完成から9ヶ月、効果が見えない福島第一凍土壁

 福島第一に設置された凍土壁は昨年3月に完成しました(1)。内側への水の流入量を東電発表(2)から見積もると
 2017年3-12月 1日当たり平均で836トン
 2018年3-12月 1日当たり平均で615トン
で、凍土壁をすり抜け内側に流入する水の量は26%しか減っていません。凍土壁による止水はできていません。
 福島第一では地下水が山から流れて来て、原子炉やタービン建屋に流入しています。あるいは海までに達しています。汚染されれば海に流せないので、これを汲みあげ浄化装置を通した後で海に流しています。ただし全ての放射性物質が浄化できる訳ではありません。東京電力はトリチウムは浄化できないとしています。さらには「トリチウム以外の放射性物質をほとんど取り除くことができます。」と主張していますが(3)、「トリチウム以外の放射性物質」も取り除いていないことも発覚しました(4)。浄化しても排水基準(5)を満たさない汚染地下水は、タービン建屋に送っています(6)。
 地下水がタービン建屋に流れ込んだり、海岸の井戸からタービン建屋に送り込んだ地下水で汚染水は増えていきます。
どんどん増える福島第一汚染水
 ※(7)(8)を集計
 図―1 どんどん増える福島第一汚染水

 最新の発表(9)を集計すると総量で約116万トンに達します。以下にタービン建屋から汲み上げた直後のセシウム137の濃度をします。
1リットル当たり1億ベクレルのセシウムで汚染されている福島第一汚染水
 ※(10)(11)を集計
 図―2 タービン建屋から汲み上げた直後の汚染水のセシウム137濃度

 概ね1リットル当たりで1億ベクレルを下回る程度でしょうか?法定限度は1リットル当たり90ベクレルですので(5)、100万倍の高濃度です。このままでは海には流せないので、汚染水タンクを作り続け保管しています(12)。そのうちに汚染水タンクの増設が困難になる日が来そうです。汚染水の増加を抑えることは近々の課題です。
 汚染水の増加を抑える対策の柱として原子炉やタービン建屋を氷の壁で囲む「凍土壁」が作られました。以下に構造を示します。
凍土壁、海側遮水壁、サブドレン、地下水ドレン
 ※(1)にて作成
 図―3 凍土壁、海側遮水壁、サブドレン、地下水ドレン

 断面の模式図は以下の通りです。

課題: 次の記述(a)〜(c)がそれぞれ本文の内容と一致するかどうかを「はい」または「いいえ」で答え、判断の根拠となる本文の語句をそのまま引用してください。(a) 2018年3-12月に内側へ流入した水の量は、1日当たり平均で615トンである。(b) 東京電力は、トリチウムを浄化できるとしている。(c) 最新の発表を集計すると、汚染水の総量は約116万トンに達する。 この後に続く一覧は、本文の内容とは関係がありません。

一覧:
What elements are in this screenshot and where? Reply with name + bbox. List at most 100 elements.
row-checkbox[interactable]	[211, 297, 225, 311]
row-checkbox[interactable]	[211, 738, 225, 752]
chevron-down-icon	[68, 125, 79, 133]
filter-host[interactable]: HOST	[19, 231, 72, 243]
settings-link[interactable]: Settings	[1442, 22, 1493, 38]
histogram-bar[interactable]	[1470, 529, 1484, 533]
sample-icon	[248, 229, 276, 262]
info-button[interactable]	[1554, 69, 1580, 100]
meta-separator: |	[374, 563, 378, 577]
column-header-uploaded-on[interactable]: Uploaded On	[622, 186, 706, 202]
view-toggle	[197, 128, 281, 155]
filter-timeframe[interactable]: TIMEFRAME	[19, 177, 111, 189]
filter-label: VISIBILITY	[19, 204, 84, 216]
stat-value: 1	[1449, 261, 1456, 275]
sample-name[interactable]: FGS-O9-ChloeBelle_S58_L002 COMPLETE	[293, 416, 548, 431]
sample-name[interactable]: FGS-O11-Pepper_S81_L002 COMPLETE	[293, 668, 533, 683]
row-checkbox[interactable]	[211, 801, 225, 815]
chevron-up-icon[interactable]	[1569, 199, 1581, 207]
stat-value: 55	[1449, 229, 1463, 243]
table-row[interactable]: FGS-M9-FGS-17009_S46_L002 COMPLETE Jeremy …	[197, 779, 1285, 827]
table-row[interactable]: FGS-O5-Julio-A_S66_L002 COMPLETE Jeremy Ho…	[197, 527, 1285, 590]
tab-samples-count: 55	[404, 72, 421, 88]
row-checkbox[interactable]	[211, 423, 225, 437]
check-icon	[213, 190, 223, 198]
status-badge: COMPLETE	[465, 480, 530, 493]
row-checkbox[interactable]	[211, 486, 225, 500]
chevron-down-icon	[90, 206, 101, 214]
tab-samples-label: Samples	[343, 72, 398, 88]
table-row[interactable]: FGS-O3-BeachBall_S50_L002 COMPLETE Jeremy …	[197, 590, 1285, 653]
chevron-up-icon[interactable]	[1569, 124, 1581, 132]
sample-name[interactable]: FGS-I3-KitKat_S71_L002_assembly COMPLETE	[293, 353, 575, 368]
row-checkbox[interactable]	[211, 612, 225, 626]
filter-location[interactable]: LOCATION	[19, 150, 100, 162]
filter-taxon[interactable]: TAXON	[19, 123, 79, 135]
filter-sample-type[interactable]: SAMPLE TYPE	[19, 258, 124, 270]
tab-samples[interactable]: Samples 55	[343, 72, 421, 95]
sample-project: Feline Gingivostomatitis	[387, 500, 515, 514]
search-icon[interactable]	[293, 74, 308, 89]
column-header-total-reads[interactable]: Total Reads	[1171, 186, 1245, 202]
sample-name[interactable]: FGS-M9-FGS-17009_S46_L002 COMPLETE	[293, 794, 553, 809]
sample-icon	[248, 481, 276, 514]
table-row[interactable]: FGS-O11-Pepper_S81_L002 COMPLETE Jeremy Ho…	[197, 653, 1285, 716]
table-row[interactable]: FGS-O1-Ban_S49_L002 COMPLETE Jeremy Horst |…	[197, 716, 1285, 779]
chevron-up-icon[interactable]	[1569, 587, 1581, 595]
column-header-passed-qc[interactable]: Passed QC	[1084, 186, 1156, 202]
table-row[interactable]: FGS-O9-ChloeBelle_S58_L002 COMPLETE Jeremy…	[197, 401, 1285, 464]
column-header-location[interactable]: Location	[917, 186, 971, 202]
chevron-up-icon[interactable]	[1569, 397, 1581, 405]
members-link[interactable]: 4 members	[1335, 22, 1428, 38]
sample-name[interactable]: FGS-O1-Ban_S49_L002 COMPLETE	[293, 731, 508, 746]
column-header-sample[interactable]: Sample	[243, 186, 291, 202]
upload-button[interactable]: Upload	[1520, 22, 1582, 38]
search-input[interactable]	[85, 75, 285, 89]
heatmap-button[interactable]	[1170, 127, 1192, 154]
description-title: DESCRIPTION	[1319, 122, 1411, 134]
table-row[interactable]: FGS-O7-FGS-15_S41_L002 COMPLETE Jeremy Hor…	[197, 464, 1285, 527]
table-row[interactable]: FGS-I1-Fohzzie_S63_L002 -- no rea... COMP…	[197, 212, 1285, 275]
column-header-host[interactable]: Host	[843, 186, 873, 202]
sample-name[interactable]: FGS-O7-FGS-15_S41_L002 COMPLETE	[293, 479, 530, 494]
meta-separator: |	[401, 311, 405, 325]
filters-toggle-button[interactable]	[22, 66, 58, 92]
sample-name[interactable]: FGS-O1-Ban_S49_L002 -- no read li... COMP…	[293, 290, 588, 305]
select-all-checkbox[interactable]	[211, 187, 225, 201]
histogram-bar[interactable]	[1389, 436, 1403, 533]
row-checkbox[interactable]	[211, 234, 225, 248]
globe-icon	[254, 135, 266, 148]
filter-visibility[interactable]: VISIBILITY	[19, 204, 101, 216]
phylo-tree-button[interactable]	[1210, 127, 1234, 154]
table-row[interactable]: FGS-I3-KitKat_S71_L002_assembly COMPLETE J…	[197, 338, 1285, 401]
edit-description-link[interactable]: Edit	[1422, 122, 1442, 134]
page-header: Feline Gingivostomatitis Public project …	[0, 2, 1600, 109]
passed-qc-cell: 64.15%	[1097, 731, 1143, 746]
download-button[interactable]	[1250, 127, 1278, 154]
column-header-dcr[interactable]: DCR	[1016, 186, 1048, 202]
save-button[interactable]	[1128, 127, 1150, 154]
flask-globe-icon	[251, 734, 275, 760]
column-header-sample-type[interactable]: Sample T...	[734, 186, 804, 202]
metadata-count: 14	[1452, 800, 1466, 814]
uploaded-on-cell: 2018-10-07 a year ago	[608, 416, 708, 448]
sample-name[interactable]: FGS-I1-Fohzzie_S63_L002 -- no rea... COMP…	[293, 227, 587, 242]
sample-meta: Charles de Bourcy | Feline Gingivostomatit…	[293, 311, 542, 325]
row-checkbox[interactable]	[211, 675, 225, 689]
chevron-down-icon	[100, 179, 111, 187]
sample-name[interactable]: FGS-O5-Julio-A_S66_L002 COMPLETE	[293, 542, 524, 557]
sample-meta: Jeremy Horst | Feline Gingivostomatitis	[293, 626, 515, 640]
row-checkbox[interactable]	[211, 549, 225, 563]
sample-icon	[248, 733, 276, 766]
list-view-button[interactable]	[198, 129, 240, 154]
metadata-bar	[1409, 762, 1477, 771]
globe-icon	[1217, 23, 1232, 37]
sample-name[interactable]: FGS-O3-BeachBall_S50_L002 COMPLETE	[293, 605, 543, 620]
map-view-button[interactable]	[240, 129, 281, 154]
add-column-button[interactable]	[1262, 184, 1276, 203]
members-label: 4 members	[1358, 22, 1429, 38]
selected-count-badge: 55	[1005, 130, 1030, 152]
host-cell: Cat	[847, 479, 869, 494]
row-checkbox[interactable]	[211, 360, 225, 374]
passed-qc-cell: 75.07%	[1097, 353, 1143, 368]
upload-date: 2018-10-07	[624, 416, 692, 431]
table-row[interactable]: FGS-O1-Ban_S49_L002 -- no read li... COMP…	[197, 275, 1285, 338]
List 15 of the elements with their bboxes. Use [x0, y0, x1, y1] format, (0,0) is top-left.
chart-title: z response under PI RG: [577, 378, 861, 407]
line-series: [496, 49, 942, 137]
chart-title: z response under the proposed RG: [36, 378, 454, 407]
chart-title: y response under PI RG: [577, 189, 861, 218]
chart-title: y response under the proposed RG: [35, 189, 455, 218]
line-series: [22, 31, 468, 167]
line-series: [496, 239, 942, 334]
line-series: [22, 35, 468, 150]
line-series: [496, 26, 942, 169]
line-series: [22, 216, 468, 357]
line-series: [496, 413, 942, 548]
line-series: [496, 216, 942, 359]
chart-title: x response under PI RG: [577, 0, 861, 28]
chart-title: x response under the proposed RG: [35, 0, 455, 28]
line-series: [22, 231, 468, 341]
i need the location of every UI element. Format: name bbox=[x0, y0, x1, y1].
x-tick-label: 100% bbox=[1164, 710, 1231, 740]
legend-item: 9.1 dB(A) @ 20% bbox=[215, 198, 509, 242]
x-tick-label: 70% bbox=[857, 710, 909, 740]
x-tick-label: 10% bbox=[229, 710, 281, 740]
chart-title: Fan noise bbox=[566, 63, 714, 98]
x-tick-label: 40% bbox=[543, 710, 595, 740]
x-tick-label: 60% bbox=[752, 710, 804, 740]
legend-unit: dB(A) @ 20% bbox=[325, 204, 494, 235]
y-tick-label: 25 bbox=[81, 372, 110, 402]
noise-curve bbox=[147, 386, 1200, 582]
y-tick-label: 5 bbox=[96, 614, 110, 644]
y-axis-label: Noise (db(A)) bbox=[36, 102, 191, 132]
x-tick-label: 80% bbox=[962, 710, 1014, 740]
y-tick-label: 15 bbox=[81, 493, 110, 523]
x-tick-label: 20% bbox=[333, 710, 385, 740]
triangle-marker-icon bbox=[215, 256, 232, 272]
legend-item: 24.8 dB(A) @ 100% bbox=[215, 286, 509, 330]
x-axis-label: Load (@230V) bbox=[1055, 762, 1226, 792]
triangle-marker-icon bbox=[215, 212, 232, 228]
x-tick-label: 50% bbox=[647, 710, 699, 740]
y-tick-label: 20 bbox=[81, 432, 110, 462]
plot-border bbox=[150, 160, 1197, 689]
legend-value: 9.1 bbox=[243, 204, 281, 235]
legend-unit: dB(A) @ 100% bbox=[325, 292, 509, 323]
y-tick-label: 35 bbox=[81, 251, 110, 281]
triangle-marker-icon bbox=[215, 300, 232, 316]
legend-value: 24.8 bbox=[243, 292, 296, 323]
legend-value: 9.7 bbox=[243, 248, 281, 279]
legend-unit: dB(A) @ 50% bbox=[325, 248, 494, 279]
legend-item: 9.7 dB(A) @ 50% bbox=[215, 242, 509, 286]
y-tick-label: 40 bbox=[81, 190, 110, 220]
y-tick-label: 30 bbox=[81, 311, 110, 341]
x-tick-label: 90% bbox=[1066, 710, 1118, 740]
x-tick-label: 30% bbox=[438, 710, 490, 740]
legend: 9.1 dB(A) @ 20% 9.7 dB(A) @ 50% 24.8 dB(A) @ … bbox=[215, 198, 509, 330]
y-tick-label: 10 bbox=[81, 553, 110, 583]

解答:
(a) はい。「2018年3-12月 1日当たり平均で615トン」
(b) いいえ。「東京電力はトリチウムは浄化できないとしています。」
(c) はい。「最新の発表(9)を集計すると総量で約116万トンに達します。」